■ **What to produce**
Omit the pictures, please, and give each record below again exactly.

■ **Records that describe figures**

- - -

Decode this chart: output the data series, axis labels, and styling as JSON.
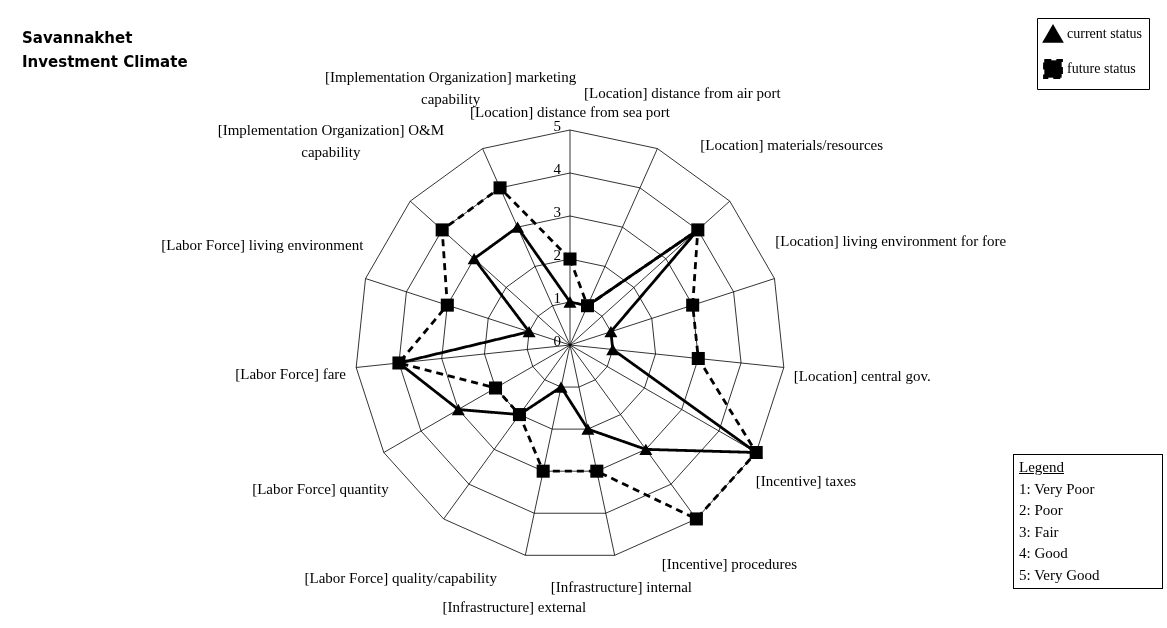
{
  "chart_data": {
    "type": "radar",
    "title": "Savannakhet\nInvestment Climate",
    "categories": [
      "[Location] distance from sea port",
      "[Location] distance from air port",
      "[Location] materials/resources",
      "[Location] living environment for fore",
      "[Location] central gov.",
      "[Incentive] taxes",
      "[Incentive] procedures",
      "[Infrastructure] internal",
      "[Infrastructure] external",
      "[Labor Force] quality/capability",
      "[Labor Force] quantity",
      "[Labor Force] fare",
      "[Labor Force] living environment",
      "[Implementation Organization] O&M capability",
      "[Implementation Organization] marketing capability"
    ],
    "series": [
      {
        "name": "current status",
        "color": "#000000",
        "marker": "triangle",
        "line_style": "solid",
        "values": [
          1,
          1,
          4,
          1,
          1,
          5,
          3,
          2,
          1,
          2,
          3,
          4,
          1,
          3,
          3
        ]
      },
      {
        "name": "future status",
        "color": "#000000",
        "marker": "square",
        "line_style": "dashed",
        "values": [
          2,
          1,
          4,
          3,
          3,
          5,
          5,
          3,
          3,
          2,
          2,
          4,
          3,
          4,
          4
        ]
      }
    ],
    "ylim": [
      0,
      5
    ],
    "yticks": [
      0,
      1,
      2,
      3,
      4,
      5
    ],
    "grid": true,
    "legend": "top right",
    "annotations": [
      "Legend",
      "1: Very Poor",
      "2: Poor",
      "3: Fair",
      "4: Good",
      "5: Very Good"
    ]
  }
}
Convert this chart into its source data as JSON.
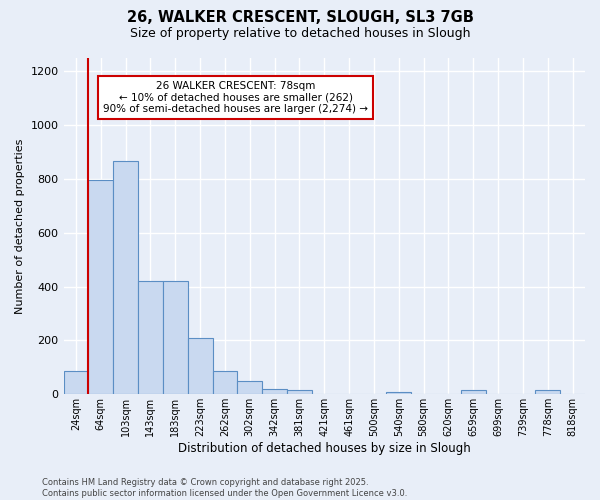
{
  "title": "26, WALKER CRESCENT, SLOUGH, SL3 7GB",
  "subtitle": "Size of property relative to detached houses in Slough",
  "xlabel": "Distribution of detached houses by size in Slough",
  "ylabel": "Number of detached properties",
  "bar_labels": [
    "24sqm",
    "64sqm",
    "103sqm",
    "143sqm",
    "183sqm",
    "223sqm",
    "262sqm",
    "302sqm",
    "342sqm",
    "381sqm",
    "421sqm",
    "461sqm",
    "500sqm",
    "540sqm",
    "580sqm",
    "620sqm",
    "659sqm",
    "699sqm",
    "739sqm",
    "778sqm",
    "818sqm"
  ],
  "bar_values": [
    85,
    795,
    865,
    420,
    420,
    210,
    85,
    50,
    20,
    15,
    0,
    0,
    0,
    10,
    0,
    0,
    15,
    0,
    0,
    15,
    0
  ],
  "bar_color": "#c9d9f0",
  "bar_edge_color": "#5b8ec4",
  "vline_x_index": 1,
  "vline_color": "#cc0000",
  "annotation_text": "26 WALKER CRESCENT: 78sqm\n← 10% of detached houses are smaller (262)\n90% of semi-detached houses are larger (2,274) →",
  "annotation_box_color": "#ffffff",
  "annotation_box_edge": "#cc0000",
  "ylim": [
    0,
    1250
  ],
  "yticks": [
    0,
    200,
    400,
    600,
    800,
    1000,
    1200
  ],
  "background_color": "#e8eef8",
  "grid_color": "#ffffff",
  "footer_line1": "Contains HM Land Registry data © Crown copyright and database right 2025.",
  "footer_line2": "Contains public sector information licensed under the Open Government Licence v3.0."
}
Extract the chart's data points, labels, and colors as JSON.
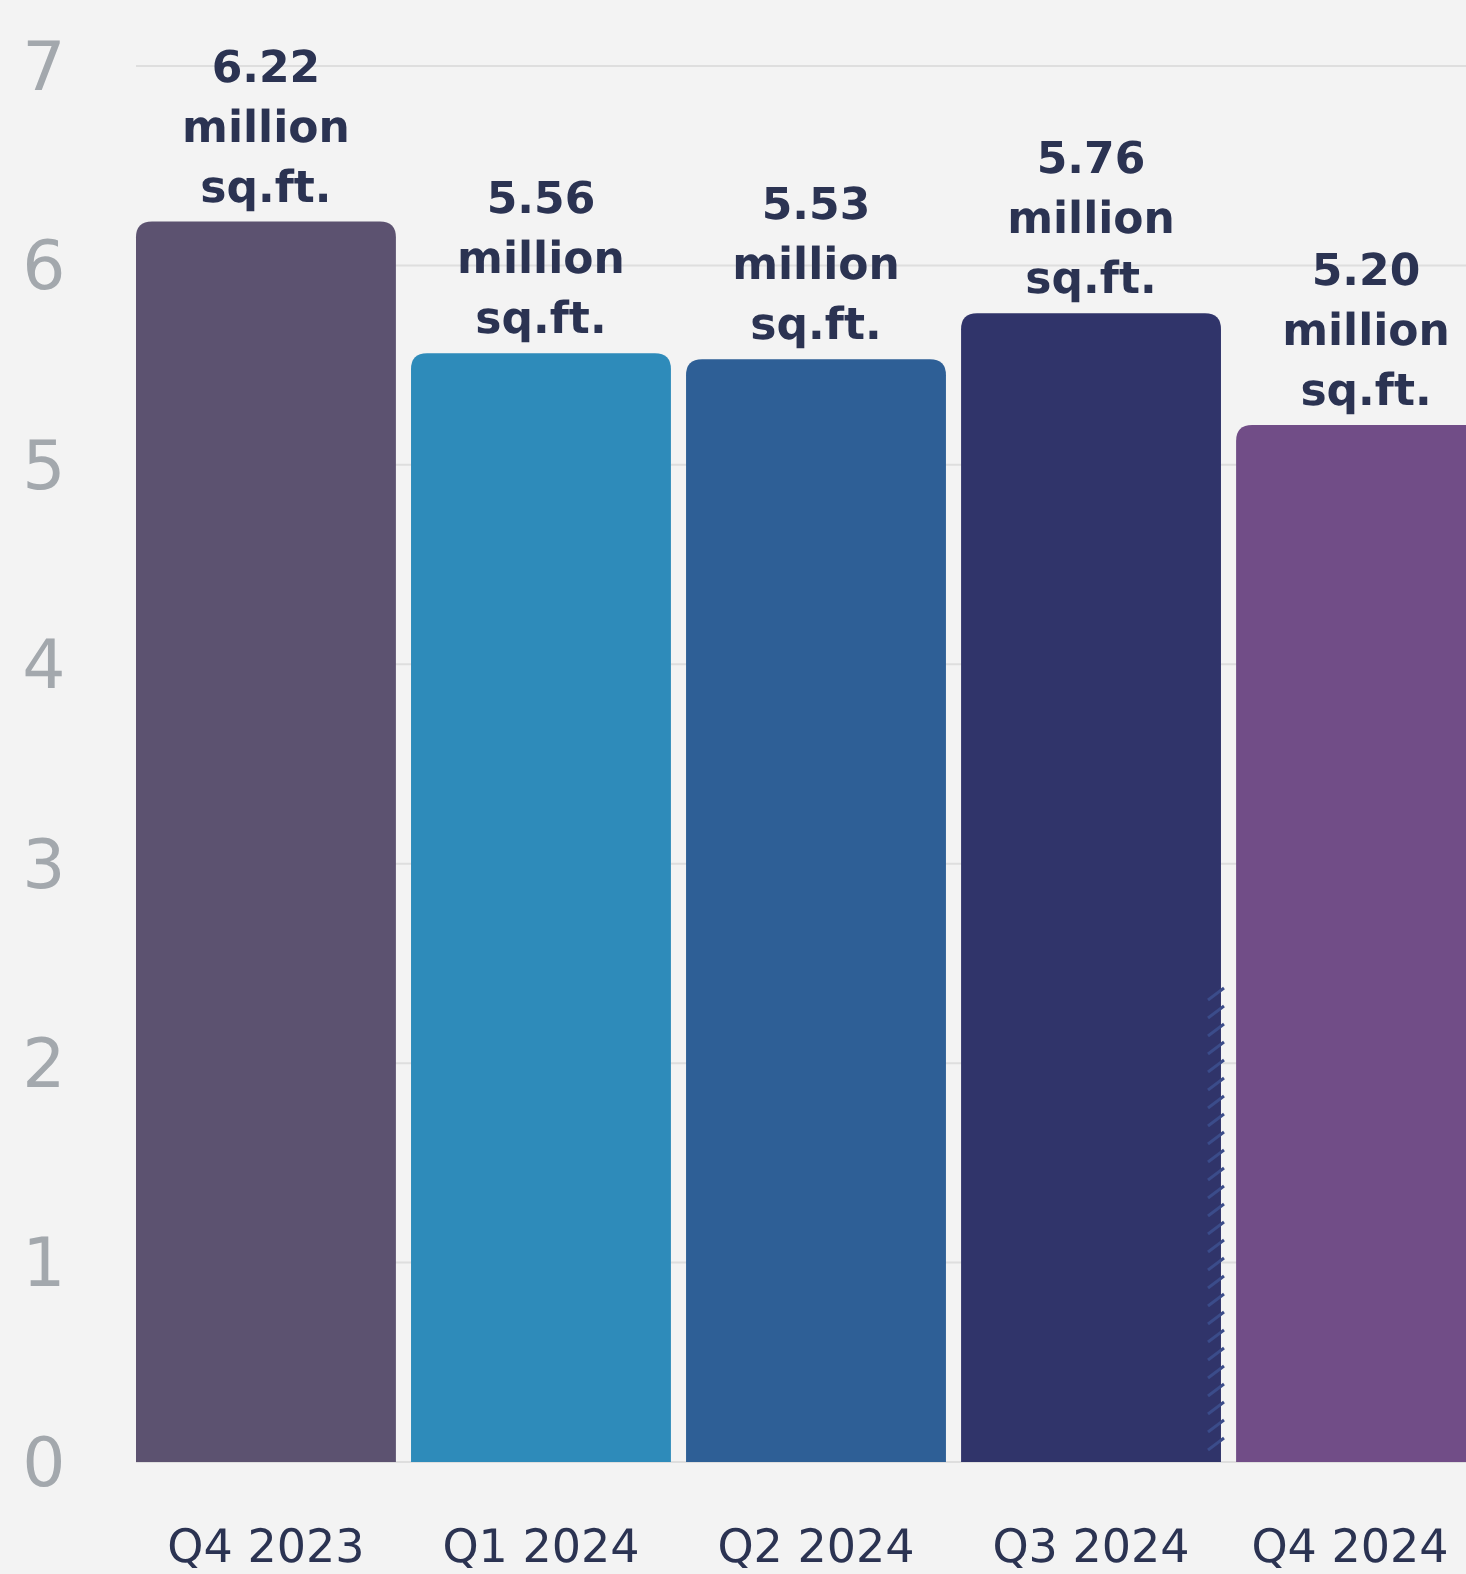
{
  "chart_data": {
    "type": "bar",
    "categories": [
      "Q4 2023",
      "Q1 2024",
      "Q2 2024",
      "Q3 2024",
      "Q4 2024"
    ],
    "values": [
      6.22,
      5.56,
      5.53,
      5.76,
      5.2
    ],
    "colors": [
      "#5c5270",
      "#2e8bba",
      "#2e5f96",
      "#30346a",
      "#714d87"
    ],
    "value_labels": [
      "6.22 million sq.ft.",
      "5.56 million sq.ft.",
      "5.53 million sq.ft.",
      "5.76 million sq.ft.",
      "5.20 million sq.ft."
    ],
    "ylim": [
      0,
      7
    ],
    "yticks": [
      0,
      1,
      2,
      3,
      4,
      5,
      6,
      7
    ],
    "grid": "y"
  }
}
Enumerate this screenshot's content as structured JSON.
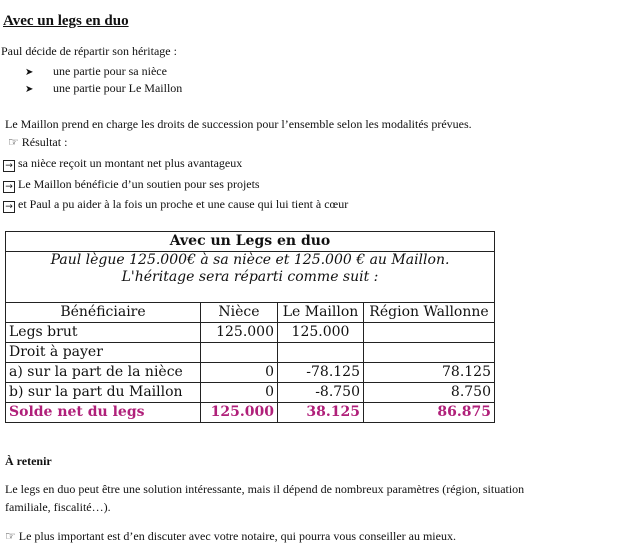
{
  "title": "Avec un legs en duo",
  "intro": "Paul décide de répartir son héritage :",
  "bullets": [
    "une partie pour sa nièce",
    "une partie pour Le Maillon"
  ],
  "statement": "Le Maillon prend en charge les droits de succession pour l’ensemble selon les modalités prévues.",
  "result_label": "Résultat :",
  "results": [
    "sa nièce reçoit un montant net plus avantageux",
    "Le Maillon bénéficie d’un soutien pour ses projets",
    "et Paul a pu aider à la fois un proche et une cause qui lui tient à cœur"
  ],
  "icons": {
    "bullet": "arrowhead-bullet-icon",
    "hand": "pointing-hand-icon",
    "arrow": "boxed-right-arrow-icon"
  },
  "table": {
    "caption": "Avec un Legs en duo",
    "intro_line1": "Paul lègue 125.000€ à sa nièce et 125.000 € au Maillon.",
    "intro_line2": "L'héritage sera réparti comme suit :",
    "headers": [
      "Bénéficiaire",
      "Nièce",
      "Le Maillon",
      "Région Wallonne"
    ],
    "rows": [
      [
        "Legs brut",
        "125.000",
        "125.000",
        ""
      ],
      [
        "Droit à payer",
        "",
        "",
        ""
      ],
      [
        "a) sur la part de la nièce",
        "0",
        "-78.125",
        "78.125"
      ],
      [
        "b) sur la part du Maillon",
        "0",
        "-8.750",
        "8.750"
      ]
    ],
    "total": [
      "Solde net du legs",
      "125.000",
      "38.125",
      "86.875"
    ],
    "total_color": "#b0207a"
  },
  "retenir": {
    "heading": "À retenir",
    "para_line1": "Le legs en duo peut être une solution intéressante, mais il dépend de nombreux paramètres (région, situation",
    "para_line2": "familiale, fiscalité…).",
    "advice": "Le plus important est d’en discuter avec votre notaire, qui pourra vous conseiller au mieux."
  }
}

- - -

■ **Expected answer**
Decode this chart: output the data series, axis labels, and styling as JSON.
{
  "chart_data": {
    "type": "radar",
    "title": "Savannakhet\nInvestment Climate",
    "categories": [
      "[Location] distance from sea port",
      "[Location] distance from air port",
      "[Location] materials/resources",
      "[Location] living environment for fore",
      "[Location] central gov.",
      "[Incentive] taxes",
      "[Incentive] procedures",
      "[Infrastructure] internal",
      "[Infrastructure] external",
      "[Labor Force] quality/capability",
      "[Labor Force] quantity",
      "[Labor Force] fare",
      "[Labor Force] living environment",
      "[Implementation Organization] O&M capability",
      "[Implementation Organization] marketing capability"
    ],
    "series": [
      {
        "name": "current status",
        "color": "#000000",
        "marker": "triangle",
        "line_style": "solid",
        "values": [
          1,
          1,
          4,
          1,
          1,
          5,
          3,
          2,
          1,
          2,
          3,
          4,
          1,
          3,
          3
        ]
      },
      {
        "name": "future status",
        "color": "#000000",
        "marker": "square",
        "line_style": "dashed",
        "values": [
          2,
          1,
          4,
          3,
          3,
          5,
          5,
          3,
          3,
          2,
          2,
          4,
          3,
          4,
          4
        ]
      }
    ],
    "ylim": [
      0,
      5
    ],
    "yticks": [
      0,
      1,
      2,
      3,
      4,
      5
    ],
    "grid": true,
    "legend": "top right",
    "annotations": [
      "Legend",
      "1: Very Poor",
      "2: Poor",
      "3: Fair",
      "4: Good",
      "5: Very Good"
    ]
  }
}
Convert this chart into its source data as JSON.
{
  "title": "26, WALKER CRESCENT, SLOUGH, SL3 7GB",
  "subtitle": "Size of property relative to detached houses in Slough",
  "xlabel": "Distribution of detached houses by size in Slough",
  "ylabel": "Number of detached properties",
  "bar_labels": [
    "24sqm",
    "64sqm",
    "103sqm",
    "143sqm",
    "183sqm",
    "223sqm",
    "262sqm",
    "302sqm",
    "342sqm",
    "381sqm",
    "421sqm",
    "461sqm",
    "500sqm",
    "540sqm",
    "580sqm",
    "620sqm",
    "659sqm",
    "699sqm",
    "739sqm",
    "778sqm",
    "818sqm"
  ],
  "bar_values": [
    85,
    795,
    865,
    420,
    420,
    210,
    85,
    50,
    20,
    15,
    0,
    0,
    0,
    10,
    0,
    0,
    15,
    0,
    0,
    15,
    0
  ],
  "bar_color": "#c9d9f0",
  "bar_edge_color": "#5b8ec4",
  "vline_x_index": 1,
  "vline_color": "#cc0000",
  "annotation_text": "26 WALKER CRESCENT: 78sqm\n← 10% of detached houses are smaller (262)\n90% of semi-detached houses are larger (2,274) →",
  "annotation_box_color": "#ffffff",
  "annotation_box_edge": "#cc0000",
  "ylim": [
    0,
    1250
  ],
  "yticks": [
    0,
    200,
    400,
    600,
    800,
    1000,
    1200
  ],
  "background_color": "#e8eef8",
  "grid_color": "#ffffff",
  "footer_line1": "Contains HM Land Registry data © Crown copyright and database right 2025.",
  "footer_line2": "Contains public sector information licensed under the Open Government Licence v3.0."
}
Extract the chart's data points, labels, and colors as JSON.
{
  "chart_data": {
    "type": "bar",
    "categories": [
      "Q4 2023",
      "Q1 2024",
      "Q2 2024",
      "Q3 2024",
      "Q4 2024"
    ],
    "values": [
      6.22,
      5.56,
      5.53,
      5.76,
      5.2
    ],
    "colors": [
      "#5c5270",
      "#2e8bba",
      "#2e5f96",
      "#30346a",
      "#714d87"
    ],
    "value_labels": [
      "6.22 million sq.ft.",
      "5.56 million sq.ft.",
      "5.53 million sq.ft.",
      "5.76 million sq.ft.",
      "5.20 million sq.ft."
    ],
    "ylim": [
      0,
      7
    ],
    "yticks": [
      0,
      1,
      2,
      3,
      4,
      5,
      6,
      7
    ],
    "grid": "y"
  }
}
Enumerate this screenshot's content as structured JSON.
{
  "title": "Avec un legs en duo",
  "intro": "Paul décide de répartir son héritage :",
  "bullets": [
    "une partie pour sa nièce",
    "une partie pour Le Maillon"
  ],
  "statement": "Le Maillon prend en charge les droits de succession pour l’ensemble selon les modalités prévues.",
  "result_label": "Résultat :",
  "results": [
    "sa nièce reçoit un montant net plus avantageux",
    "Le Maillon bénéficie d’un soutien pour ses projets",
    "et Paul a pu aider à la fois un proche et une cause qui lui tient à cœur"
  ],
  "icons": {
    "bullet": "arrowhead-bullet-icon",
    "hand": "pointing-hand-icon",
    "arrow": "boxed-right-arrow-icon"
  },
  "table": {
    "caption": "Avec un Legs en duo",
    "intro_line1": "Paul lègue 125.000€ à sa nièce et 125.000 € au Maillon.",
    "intro_line2": "L'héritage sera réparti comme suit :",
    "headers": [
      "Bénéficiaire",
      "Nièce",
      "Le Maillon",
      "Région Wallonne"
    ],
    "rows": [
      [
        "Legs brut",
        "125.000",
        "125.000",
        ""
      ],
      [
        "Droit à payer",
        "",
        "",
        ""
      ],
      [
        "a) sur la part de la nièce",
        "0",
        "-78.125",
        "78.125"
      ],
      [
        "b) sur la part du Maillon",
        "0",
        "-8.750",
        "8.750"
      ]
    ],
    "total": [
      "Solde net du legs",
      "125.000",
      "38.125",
      "86.875"
    ],
    "total_color": "#b0207a"
  },
  "retenir": {
    "heading": "À retenir",
    "para_line1": "Le legs en duo peut être une solution intéressante, mais il dépend de nombreux paramètres (région, situation",
    "para_line2": "familiale, fiscalité…).",
    "advice": "Le plus important est d’en discuter avec votre notaire, qui pourra vous conseiller au mieux."
  }
}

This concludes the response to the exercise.